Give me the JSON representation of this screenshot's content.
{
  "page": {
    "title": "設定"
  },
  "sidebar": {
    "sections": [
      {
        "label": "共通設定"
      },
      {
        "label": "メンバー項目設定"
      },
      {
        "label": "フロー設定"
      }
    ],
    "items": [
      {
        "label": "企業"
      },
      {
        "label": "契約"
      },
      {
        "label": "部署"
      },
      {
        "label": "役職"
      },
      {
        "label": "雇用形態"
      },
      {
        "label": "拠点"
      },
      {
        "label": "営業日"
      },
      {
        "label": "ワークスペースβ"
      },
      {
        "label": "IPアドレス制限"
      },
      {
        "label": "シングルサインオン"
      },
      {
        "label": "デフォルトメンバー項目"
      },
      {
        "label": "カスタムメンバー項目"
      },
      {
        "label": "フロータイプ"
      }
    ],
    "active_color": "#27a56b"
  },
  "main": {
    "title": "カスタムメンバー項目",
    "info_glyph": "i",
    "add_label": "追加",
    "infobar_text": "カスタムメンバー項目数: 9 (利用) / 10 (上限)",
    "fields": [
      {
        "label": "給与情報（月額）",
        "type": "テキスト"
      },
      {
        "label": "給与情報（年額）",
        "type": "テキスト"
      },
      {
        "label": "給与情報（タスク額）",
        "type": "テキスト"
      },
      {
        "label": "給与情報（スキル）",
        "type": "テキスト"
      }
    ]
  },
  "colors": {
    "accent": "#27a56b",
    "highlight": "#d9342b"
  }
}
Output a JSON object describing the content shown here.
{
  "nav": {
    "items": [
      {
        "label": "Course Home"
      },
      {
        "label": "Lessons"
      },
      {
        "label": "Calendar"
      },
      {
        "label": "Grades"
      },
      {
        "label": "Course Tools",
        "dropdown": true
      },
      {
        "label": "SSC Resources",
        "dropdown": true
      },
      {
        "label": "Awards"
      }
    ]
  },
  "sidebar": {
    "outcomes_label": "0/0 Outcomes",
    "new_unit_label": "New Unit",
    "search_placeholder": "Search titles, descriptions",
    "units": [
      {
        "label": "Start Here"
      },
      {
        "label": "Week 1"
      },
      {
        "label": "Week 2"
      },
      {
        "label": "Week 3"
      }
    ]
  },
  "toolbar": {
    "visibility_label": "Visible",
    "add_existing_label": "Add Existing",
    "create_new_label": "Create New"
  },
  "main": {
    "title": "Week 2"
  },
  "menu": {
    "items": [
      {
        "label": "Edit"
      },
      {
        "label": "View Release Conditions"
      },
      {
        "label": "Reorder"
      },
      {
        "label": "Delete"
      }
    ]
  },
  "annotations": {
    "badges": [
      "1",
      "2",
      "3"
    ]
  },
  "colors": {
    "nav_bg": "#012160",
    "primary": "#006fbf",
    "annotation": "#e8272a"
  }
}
+---+
Your task is to repeat the data exactly, with nothing left out.

Give me the JSON representation of this screenshot's content.
{
  "page": {
    "title": "設定"
  },
  "sidebar": {
    "sections": [
      {
        "label": "共通設定"
      },
      {
        "label": "メンバー項目設定"
      },
      {
        "label": "フロー設定"
      }
    ],
    "items": [
      {
        "label": "企業"
      },
      {
        "label": "契約"
      },
      {
        "label": "部署"
      },
      {
        "label": "役職"
      },
      {
        "label": "雇用形態"
      },
      {
        "label": "拠点"
      },
      {
        "label": "営業日"
      },
      {
        "label": "ワークスペースβ"
      },
      {
        "label": "IPアドレス制限"
      },
      {
        "label": "シングルサインオン"
      },
      {
        "label": "デフォルトメンバー項目"
      },
      {
        "label": "カスタムメンバー項目"
      },
      {
        "label": "フロータイプ"
      }
    ],
    "active_color": "#27a56b"
  },
  "main": {
    "title": "カスタムメンバー項目",
    "info_glyph": "i",
    "add_label": "追加",
    "infobar_text": "カスタムメンバー項目数: 9 (利用) / 10 (上限)",
    "fields": [
      {
        "label": "給与情報（月額）",
        "type": "テキスト"
      },
      {
        "label": "給与情報（年額）",
        "type": "テキスト"
      },
      {
        "label": "給与情報（タスク額）",
        "type": "テキスト"
      },
      {
        "label": "給与情報（スキル）",
        "type": "テキスト"
      }
    ]
  },
  "colors": {
    "accent": "#27a56b",
    "highlight": "#d9342b"
  }
}
Output a JSON object describing the content shown here.
{
  "nav": {
    "items": [
      {
        "label": "Course Home"
      },
      {
        "label": "Lessons"
      },
      {
        "label": "Calendar"
      },
      {
        "label": "Grades"
      },
      {
        "label": "Course Tools",
        "dropdown": true
      },
      {
        "label": "SSC Resources",
        "dropdown": true
      },
      {
        "label": "Awards"
      }
    ]
  },
  "sidebar": {
    "outcomes_label": "0/0 Outcomes",
    "new_unit_label": "New Unit",
    "search_placeholder": "Search titles, descriptions",
    "units": [
      {
        "label": "Start Here"
      },
      {
        "label": "Week 1"
      },
      {
        "label": "Week 2"
      },
      {
        "label": "Week 3"
      }
    ]
  },
  "toolbar": {
    "visibility_label": "Visible",
    "add_existing_label": "Add Existing",
    "create_new_label": "Create New"
  },
  "main": {
    "title": "Week 2"
  },
  "menu": {
    "items": [
      {
        "label": "Edit"
      },
      {
        "label": "View Release Conditions"
      },
      {
        "label": "Reorder"
      },
      {
        "label": "Delete"
      }
    ]
  },
  "annotations": {
    "badges": [
      "1",
      "2",
      "3"
    ]
  },
  "colors": {
    "nav_bg": "#012160",
    "primary": "#006fbf",
    "annotation": "#e8272a"
  }
}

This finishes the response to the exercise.